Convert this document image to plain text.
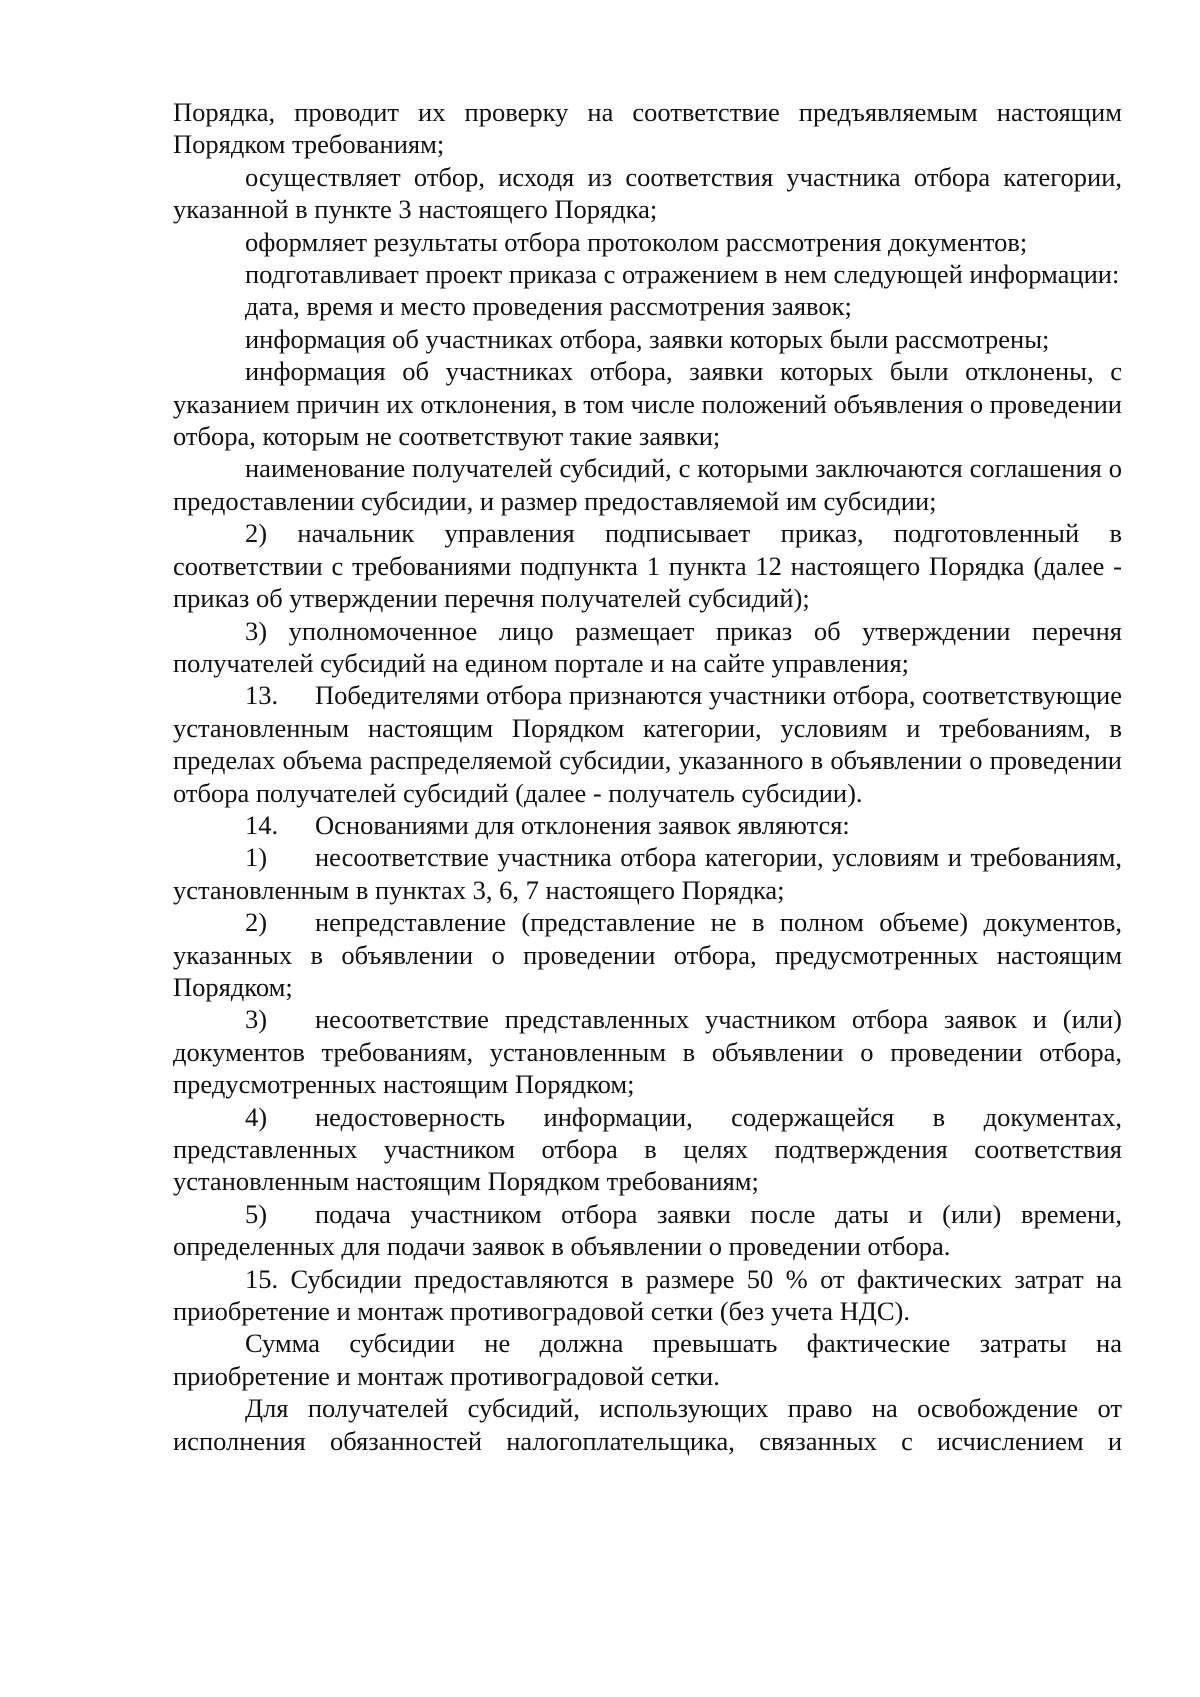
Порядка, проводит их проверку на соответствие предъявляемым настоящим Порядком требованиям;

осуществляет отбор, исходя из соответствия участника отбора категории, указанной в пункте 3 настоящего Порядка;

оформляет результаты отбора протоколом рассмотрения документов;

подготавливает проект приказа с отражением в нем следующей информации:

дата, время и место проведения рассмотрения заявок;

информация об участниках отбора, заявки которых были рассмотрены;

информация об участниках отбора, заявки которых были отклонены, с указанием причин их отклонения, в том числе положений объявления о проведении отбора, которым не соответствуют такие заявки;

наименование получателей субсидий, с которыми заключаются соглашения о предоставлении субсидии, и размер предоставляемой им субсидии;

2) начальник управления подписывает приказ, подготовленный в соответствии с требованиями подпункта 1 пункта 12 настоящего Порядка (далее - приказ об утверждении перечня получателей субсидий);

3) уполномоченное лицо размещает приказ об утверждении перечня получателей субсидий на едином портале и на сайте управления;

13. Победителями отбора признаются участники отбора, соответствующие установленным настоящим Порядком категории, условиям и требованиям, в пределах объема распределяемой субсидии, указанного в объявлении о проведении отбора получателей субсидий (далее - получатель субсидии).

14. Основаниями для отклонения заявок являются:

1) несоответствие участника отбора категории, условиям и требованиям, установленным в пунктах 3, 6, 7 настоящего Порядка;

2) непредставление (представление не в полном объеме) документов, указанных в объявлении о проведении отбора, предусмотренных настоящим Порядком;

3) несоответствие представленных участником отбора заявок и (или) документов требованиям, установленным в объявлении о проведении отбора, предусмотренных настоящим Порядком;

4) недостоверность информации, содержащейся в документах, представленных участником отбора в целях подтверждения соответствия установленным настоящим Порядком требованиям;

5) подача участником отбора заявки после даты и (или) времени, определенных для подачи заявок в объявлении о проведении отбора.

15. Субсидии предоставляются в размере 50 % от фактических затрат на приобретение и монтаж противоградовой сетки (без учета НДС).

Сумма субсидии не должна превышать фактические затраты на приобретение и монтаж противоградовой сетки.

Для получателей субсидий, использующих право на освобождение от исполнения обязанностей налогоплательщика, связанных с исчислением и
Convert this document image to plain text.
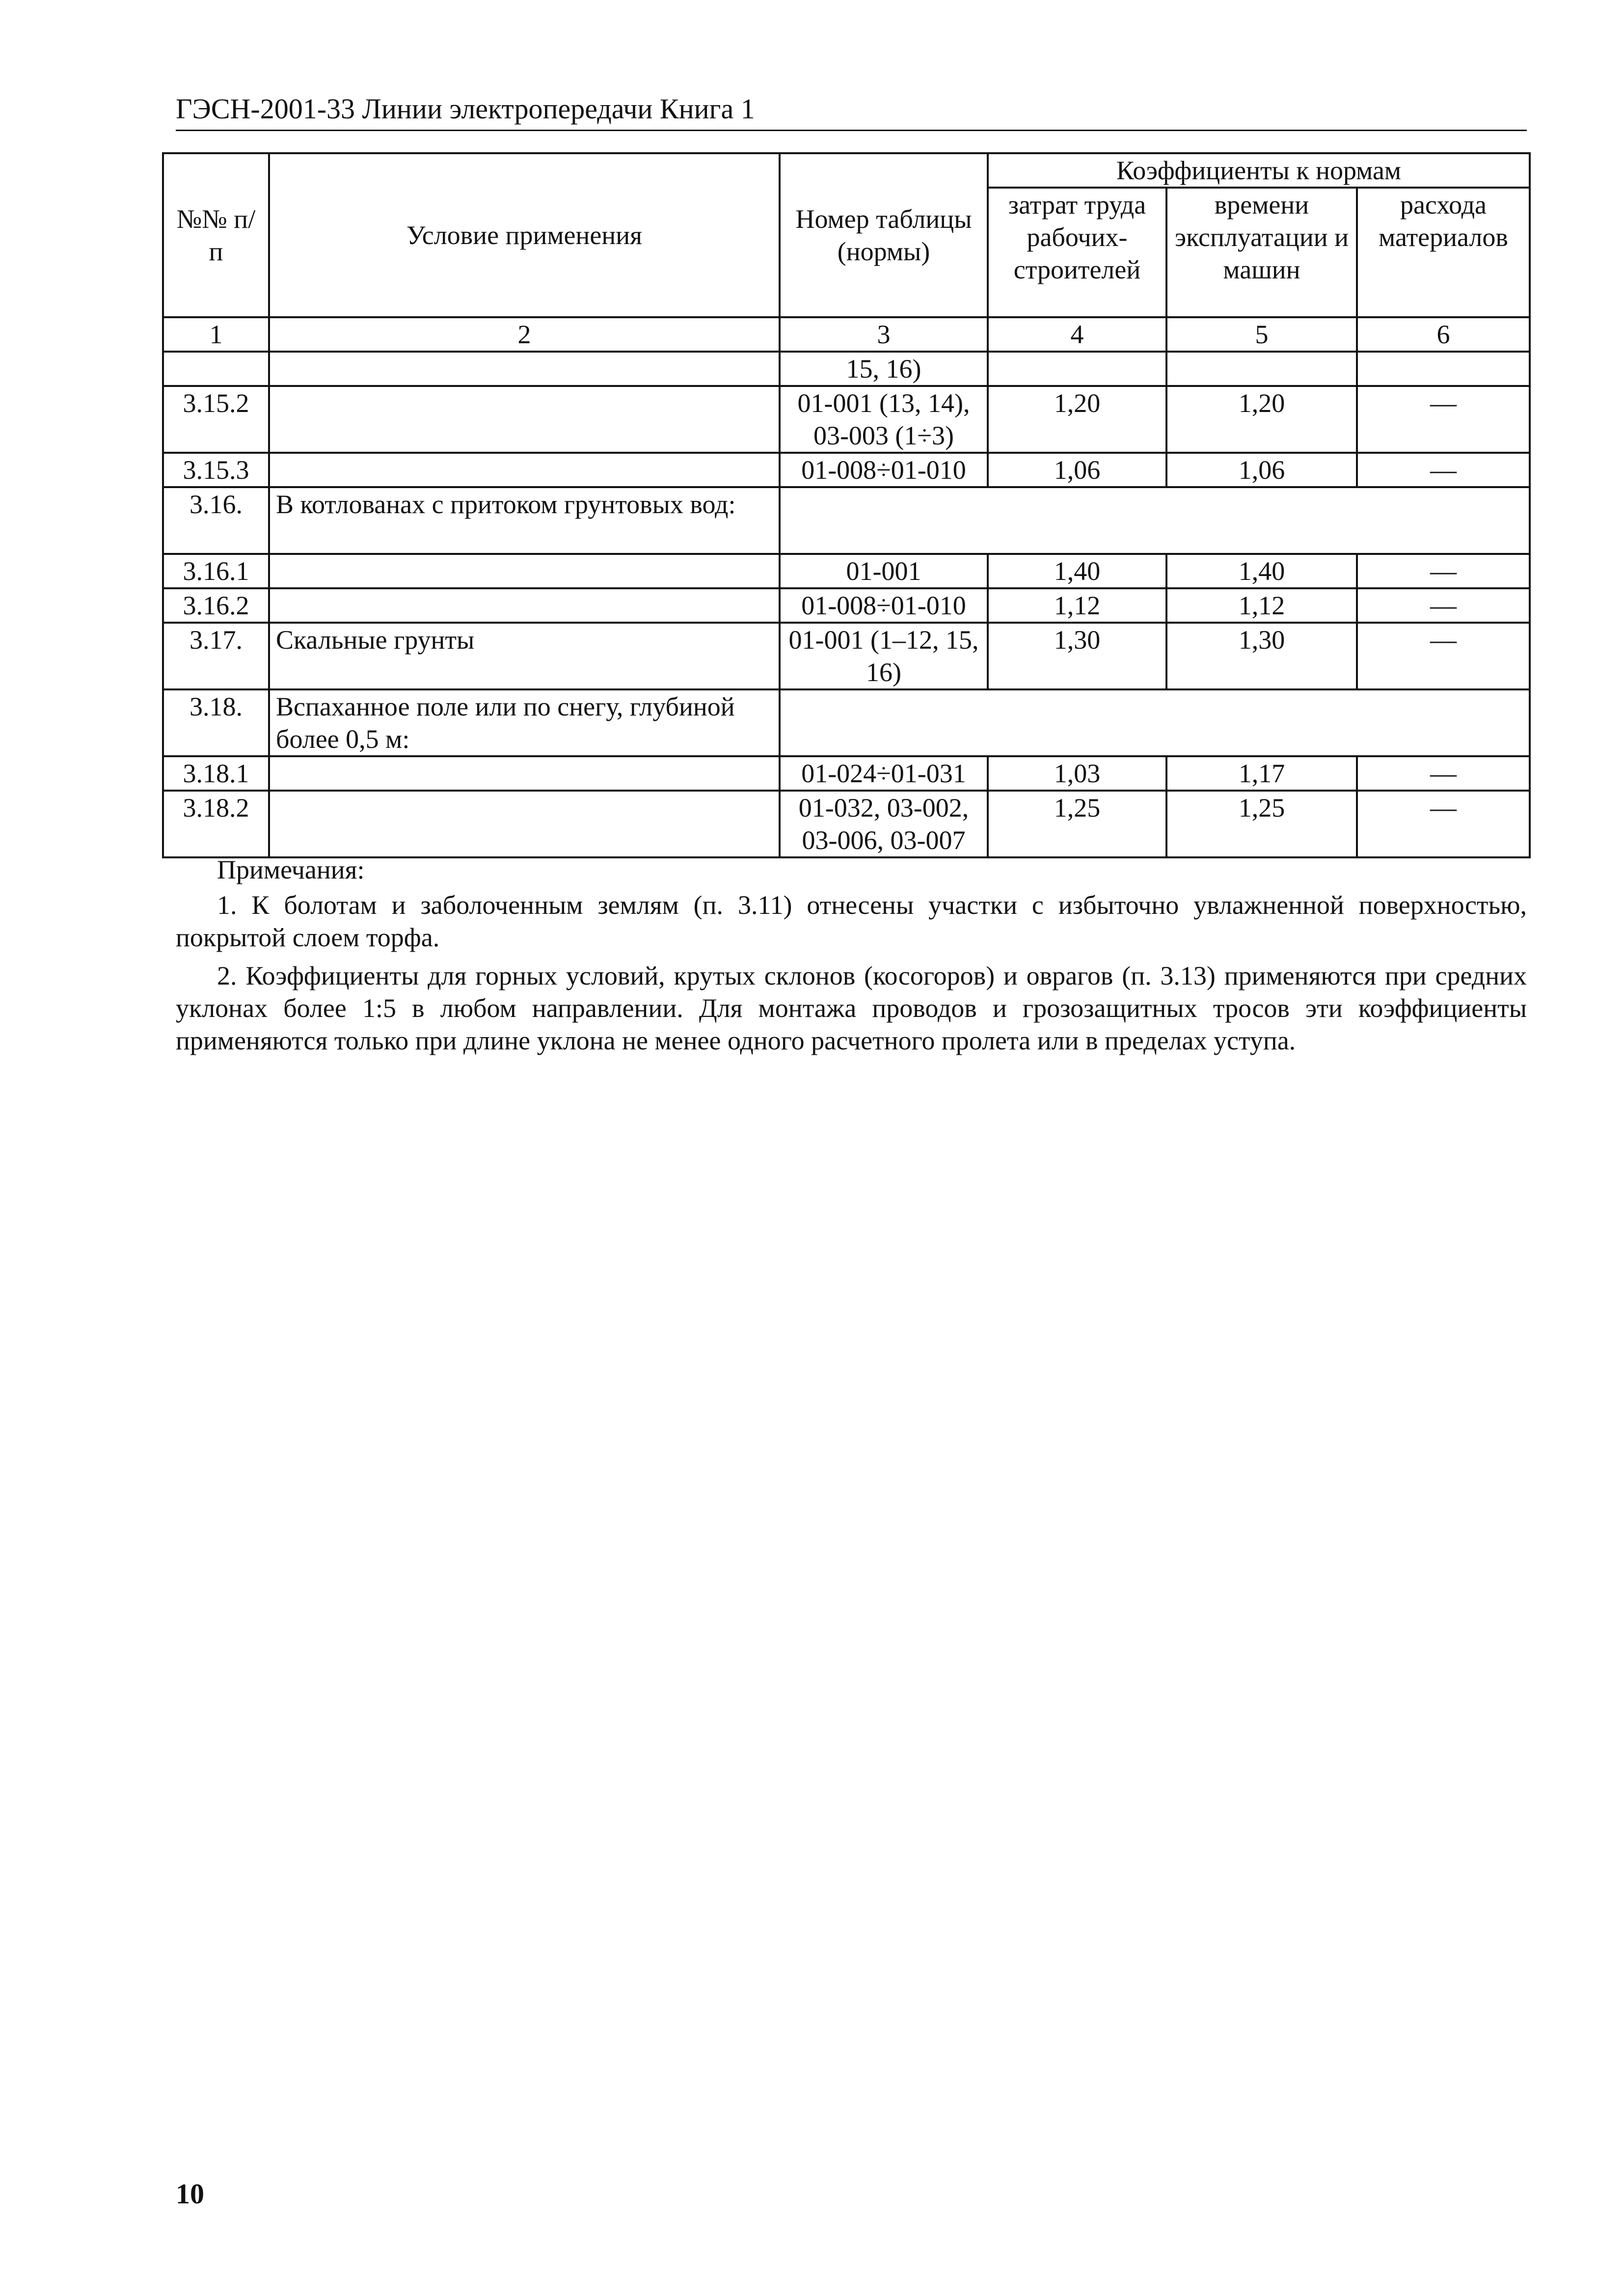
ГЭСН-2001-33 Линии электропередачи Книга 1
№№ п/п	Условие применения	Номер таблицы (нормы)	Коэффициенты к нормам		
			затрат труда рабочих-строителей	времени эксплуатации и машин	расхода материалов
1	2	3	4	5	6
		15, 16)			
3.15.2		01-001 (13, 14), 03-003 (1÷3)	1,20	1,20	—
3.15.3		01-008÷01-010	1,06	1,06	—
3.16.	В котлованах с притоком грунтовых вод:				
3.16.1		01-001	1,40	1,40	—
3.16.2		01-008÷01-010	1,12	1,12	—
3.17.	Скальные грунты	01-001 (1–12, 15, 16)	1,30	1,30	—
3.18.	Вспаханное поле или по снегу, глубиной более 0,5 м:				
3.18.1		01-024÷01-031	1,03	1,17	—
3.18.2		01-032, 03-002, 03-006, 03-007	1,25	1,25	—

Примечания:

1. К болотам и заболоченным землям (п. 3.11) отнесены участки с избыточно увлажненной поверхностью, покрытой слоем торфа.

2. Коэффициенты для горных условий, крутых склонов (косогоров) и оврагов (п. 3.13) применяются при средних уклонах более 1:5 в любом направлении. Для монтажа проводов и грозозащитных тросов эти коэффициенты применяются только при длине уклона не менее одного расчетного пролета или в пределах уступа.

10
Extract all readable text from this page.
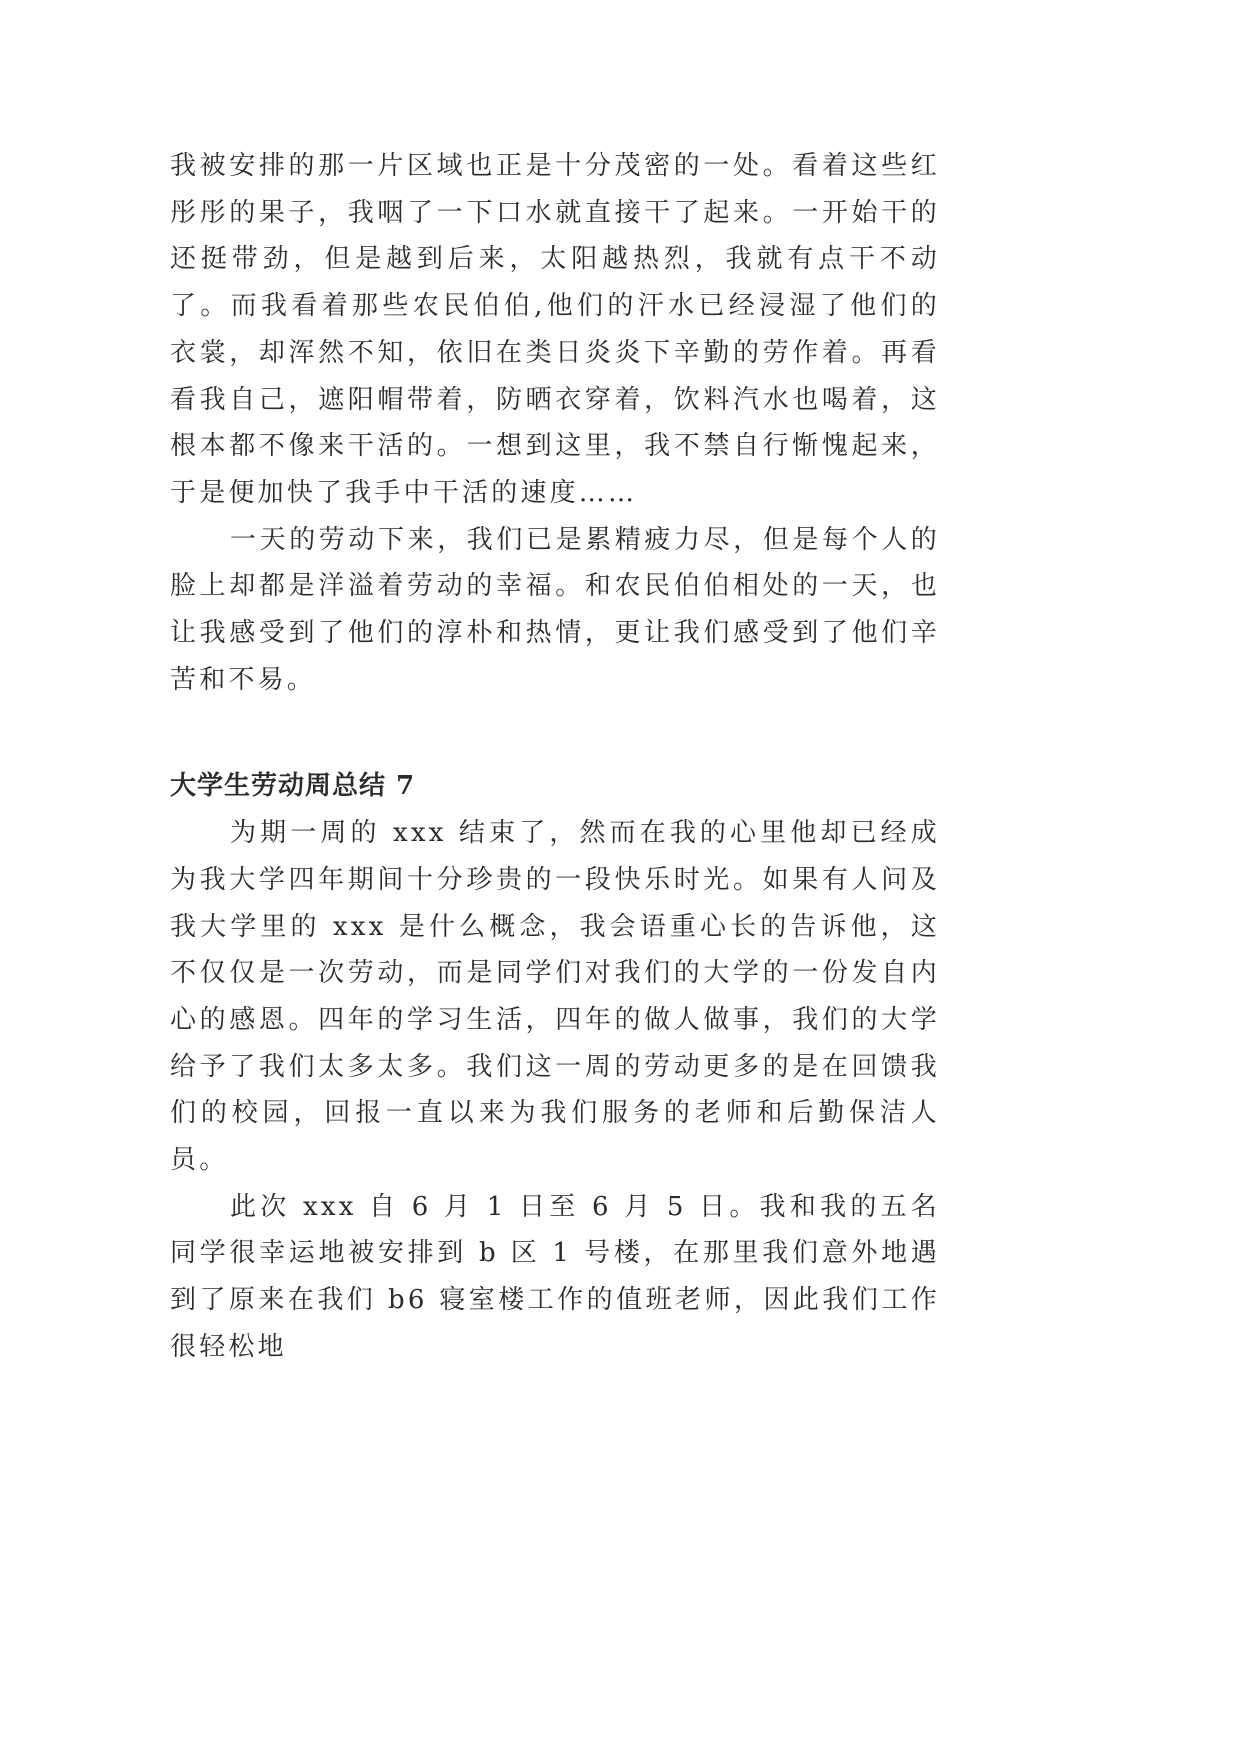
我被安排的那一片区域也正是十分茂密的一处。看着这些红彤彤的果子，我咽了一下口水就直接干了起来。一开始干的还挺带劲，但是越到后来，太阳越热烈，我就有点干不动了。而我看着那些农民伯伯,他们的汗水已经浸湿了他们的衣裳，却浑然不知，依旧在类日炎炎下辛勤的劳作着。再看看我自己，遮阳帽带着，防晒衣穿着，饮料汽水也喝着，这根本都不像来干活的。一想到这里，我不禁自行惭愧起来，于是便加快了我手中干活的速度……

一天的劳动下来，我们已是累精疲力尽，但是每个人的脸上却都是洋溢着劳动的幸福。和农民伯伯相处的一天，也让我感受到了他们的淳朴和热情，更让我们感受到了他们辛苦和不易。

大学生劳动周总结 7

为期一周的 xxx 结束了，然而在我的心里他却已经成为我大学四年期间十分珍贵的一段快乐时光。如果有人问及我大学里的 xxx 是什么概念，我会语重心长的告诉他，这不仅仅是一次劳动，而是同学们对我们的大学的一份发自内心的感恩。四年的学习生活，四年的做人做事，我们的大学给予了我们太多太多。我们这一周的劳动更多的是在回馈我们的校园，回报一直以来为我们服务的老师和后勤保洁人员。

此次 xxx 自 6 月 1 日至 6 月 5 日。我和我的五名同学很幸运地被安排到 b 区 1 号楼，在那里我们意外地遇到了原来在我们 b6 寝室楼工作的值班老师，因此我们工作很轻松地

•••

Task to carry out: Everything from the line that contains "Extract all readable text from this page." to the final line of the data is to be duplicated exactly, both ends included, except the pictures.

Task solution:
Extract all readable text from this page.
我被安排的那一片区域也正是十分茂密的一处。看着这些红彤彤的果子，我咽了一下口水就直接干了起来。一开始干的还挺带劲，但是越到后来，太阳越热烈，我就有点干不动了。而我看着那些农民伯伯,他们的汗水已经浸湿了他们的衣裳，却浑然不知，依旧在类日炎炎下辛勤的劳作着。再看看我自己，遮阳帽带着，防晒衣穿着，饮料汽水也喝着，这根本都不像来干活的。一想到这里，我不禁自行惭愧起来，于是便加快了我手中干活的速度……

一天的劳动下来，我们已是累精疲力尽，但是每个人的脸上却都是洋溢着劳动的幸福。和农民伯伯相处的一天，也让我感受到了他们的淳朴和热情，更让我们感受到了他们辛苦和不易。

大学生劳动周总结 7

为期一周的 xxx 结束了，然而在我的心里他却已经成为我大学四年期间十分珍贵的一段快乐时光。如果有人问及我大学里的 xxx 是什么概念，我会语重心长的告诉他，这不仅仅是一次劳动，而是同学们对我们的大学的一份发自内心的感恩。四年的学习生活，四年的做人做事，我们的大学给予了我们太多太多。我们这一周的劳动更多的是在回馈我们的校园，回报一直以来为我们服务的老师和后勤保洁人员。

此次 xxx 自 6 月 1 日至 6 月 5 日。我和我的五名同学很幸运地被安排到 b 区 1 号楼，在那里我们意外地遇到了原来在我们 b6 寝室楼工作的值班老师，因此我们工作很轻松地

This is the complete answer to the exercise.